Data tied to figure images
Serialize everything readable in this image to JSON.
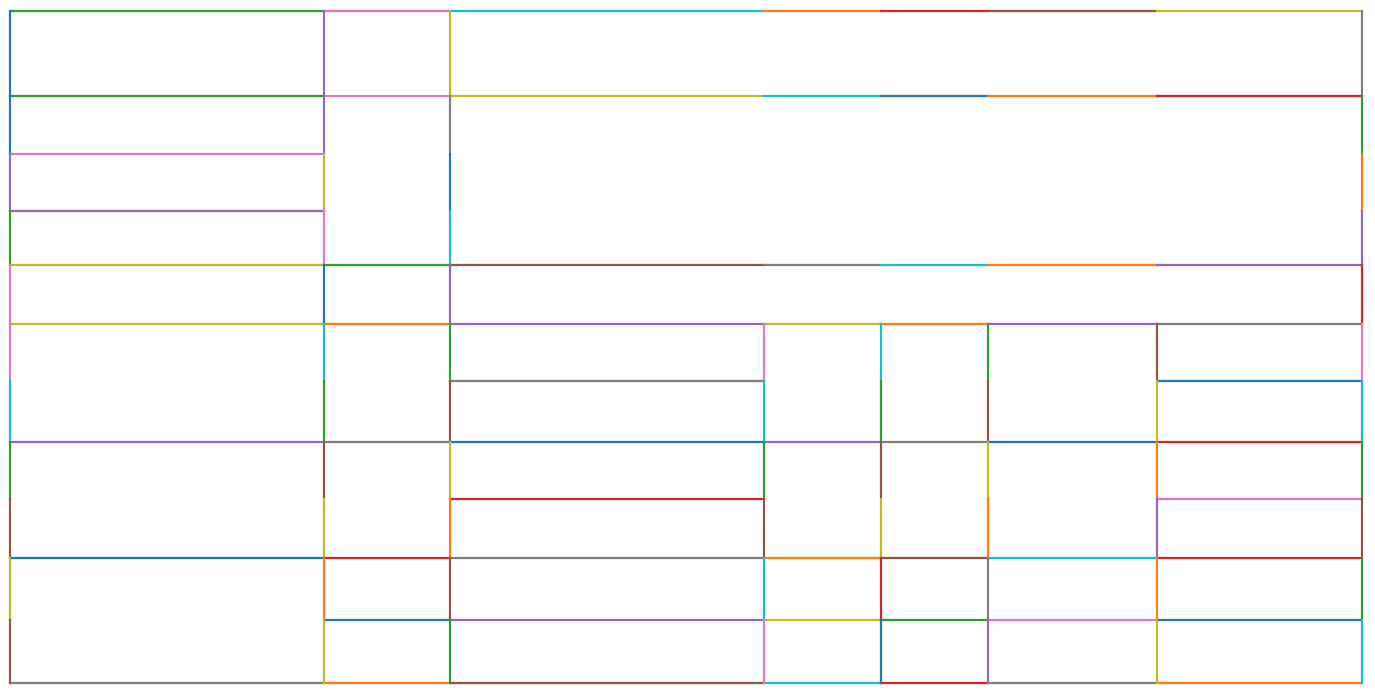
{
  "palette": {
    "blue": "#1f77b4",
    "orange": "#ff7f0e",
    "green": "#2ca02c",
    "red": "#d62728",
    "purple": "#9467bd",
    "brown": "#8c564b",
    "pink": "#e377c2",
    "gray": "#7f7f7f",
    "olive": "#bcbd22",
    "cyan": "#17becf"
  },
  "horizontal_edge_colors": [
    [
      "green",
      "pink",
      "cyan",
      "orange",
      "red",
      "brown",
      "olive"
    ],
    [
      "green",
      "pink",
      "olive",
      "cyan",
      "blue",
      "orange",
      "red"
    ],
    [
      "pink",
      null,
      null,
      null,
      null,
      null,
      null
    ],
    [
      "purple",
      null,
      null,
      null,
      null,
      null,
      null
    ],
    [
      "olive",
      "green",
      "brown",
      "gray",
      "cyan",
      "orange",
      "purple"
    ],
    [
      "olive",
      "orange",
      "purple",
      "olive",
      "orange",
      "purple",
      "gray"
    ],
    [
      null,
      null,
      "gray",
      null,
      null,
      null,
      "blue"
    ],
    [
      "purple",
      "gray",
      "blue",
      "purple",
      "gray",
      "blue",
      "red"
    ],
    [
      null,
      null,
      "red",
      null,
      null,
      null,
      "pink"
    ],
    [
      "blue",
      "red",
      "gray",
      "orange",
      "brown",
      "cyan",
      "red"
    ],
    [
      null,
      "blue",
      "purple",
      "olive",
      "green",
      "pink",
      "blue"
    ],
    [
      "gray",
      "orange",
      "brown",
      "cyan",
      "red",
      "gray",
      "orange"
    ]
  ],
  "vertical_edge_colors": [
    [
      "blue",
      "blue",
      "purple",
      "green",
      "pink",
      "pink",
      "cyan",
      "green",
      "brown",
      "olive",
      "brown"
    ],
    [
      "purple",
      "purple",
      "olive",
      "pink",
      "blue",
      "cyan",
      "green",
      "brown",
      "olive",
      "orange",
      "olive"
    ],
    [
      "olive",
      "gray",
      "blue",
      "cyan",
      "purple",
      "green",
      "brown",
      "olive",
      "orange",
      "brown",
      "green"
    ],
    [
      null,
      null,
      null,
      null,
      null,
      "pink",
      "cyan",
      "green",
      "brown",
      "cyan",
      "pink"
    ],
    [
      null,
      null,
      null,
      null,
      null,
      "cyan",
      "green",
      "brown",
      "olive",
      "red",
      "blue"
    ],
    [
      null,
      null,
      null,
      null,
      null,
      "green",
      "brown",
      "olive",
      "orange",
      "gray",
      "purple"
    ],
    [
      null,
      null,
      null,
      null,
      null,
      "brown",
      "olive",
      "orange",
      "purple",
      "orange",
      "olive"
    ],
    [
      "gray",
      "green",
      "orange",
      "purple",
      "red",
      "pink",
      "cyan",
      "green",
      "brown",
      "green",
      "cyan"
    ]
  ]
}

Written exercise:
Write out the records above exactly as they appear, leaving out any pictures.

Exercise answer:
Serialize everything readable in this image to JSON.
{
  "palette": {
    "blue": "#1f77b4",
    "orange": "#ff7f0e",
    "green": "#2ca02c",
    "red": "#d62728",
    "purple": "#9467bd",
    "brown": "#8c564b",
    "pink": "#e377c2",
    "gray": "#7f7f7f",
    "olive": "#bcbd22",
    "cyan": "#17becf"
  },
  "horizontal_edge_colors": [
    [
      "green",
      "pink",
      "cyan",
      "orange",
      "red",
      "brown",
      "olive"
    ],
    [
      "green",
      "pink",
      "olive",
      "cyan",
      "blue",
      "orange",
      "red"
    ],
    [
      "pink",
      null,
      null,
      null,
      null,
      null,
      null
    ],
    [
      "purple",
      null,
      null,
      null,
      null,
      null,
      null
    ],
    [
      "olive",
      "green",
      "brown",
      "gray",
      "cyan",
      "orange",
      "purple"
    ],
    [
      "olive",
      "orange",
      "purple",
      "olive",
      "orange",
      "purple",
      "gray"
    ],
    [
      null,
      null,
      "gray",
      null,
      null,
      null,
      "blue"
    ],
    [
      "purple",
      "gray",
      "blue",
      "purple",
      "gray",
      "blue",
      "red"
    ],
    [
      null,
      null,
      "red",
      null,
      null,
      null,
      "pink"
    ],
    [
      "blue",
      "red",
      "gray",
      "orange",
      "brown",
      "cyan",
      "red"
    ],
    [
      null,
      "blue",
      "purple",
      "olive",
      "green",
      "pink",
      "blue"
    ],
    [
      "gray",
      "orange",
      "brown",
      "cyan",
      "red",
      "gray",
      "orange"
    ]
  ],
  "vertical_edge_colors": [
    [
      "blue",
      "blue",
      "purple",
      "green",
      "pink",
      "pink",
      "cyan",
      "green",
      "brown",
      "olive",
      "brown"
    ],
    [
      "purple",
      "purple",
      "olive",
      "pink",
      "blue",
      "cyan",
      "green",
      "brown",
      "olive",
      "orange",
      "olive"
    ],
    [
      "olive",
      "gray",
      "blue",
      "cyan",
      "purple",
      "green",
      "brown",
      "olive",
      "orange",
      "brown",
      "green"
    ],
    [
      null,
      null,
      null,
      null,
      null,
      "pink",
      "cyan",
      "green",
      "brown",
      "cyan",
      "pink"
    ],
    [
      null,
      null,
      null,
      null,
      null,
      "cyan",
      "green",
      "brown",
      "olive",
      "red",
      "blue"
    ],
    [
      null,
      null,
      null,
      null,
      null,
      "green",
      "brown",
      "olive",
      "orange",
      "gray",
      "purple"
    ],
    [
      null,
      null,
      null,
      null,
      null,
      "brown",
      "olive",
      "orange",
      "purple",
      "orange",
      "olive"
    ],
    [
      "gray",
      "green",
      "orange",
      "purple",
      "red",
      "pink",
      "cyan",
      "green",
      "brown",
      "green",
      "cyan"
    ]
  ]
}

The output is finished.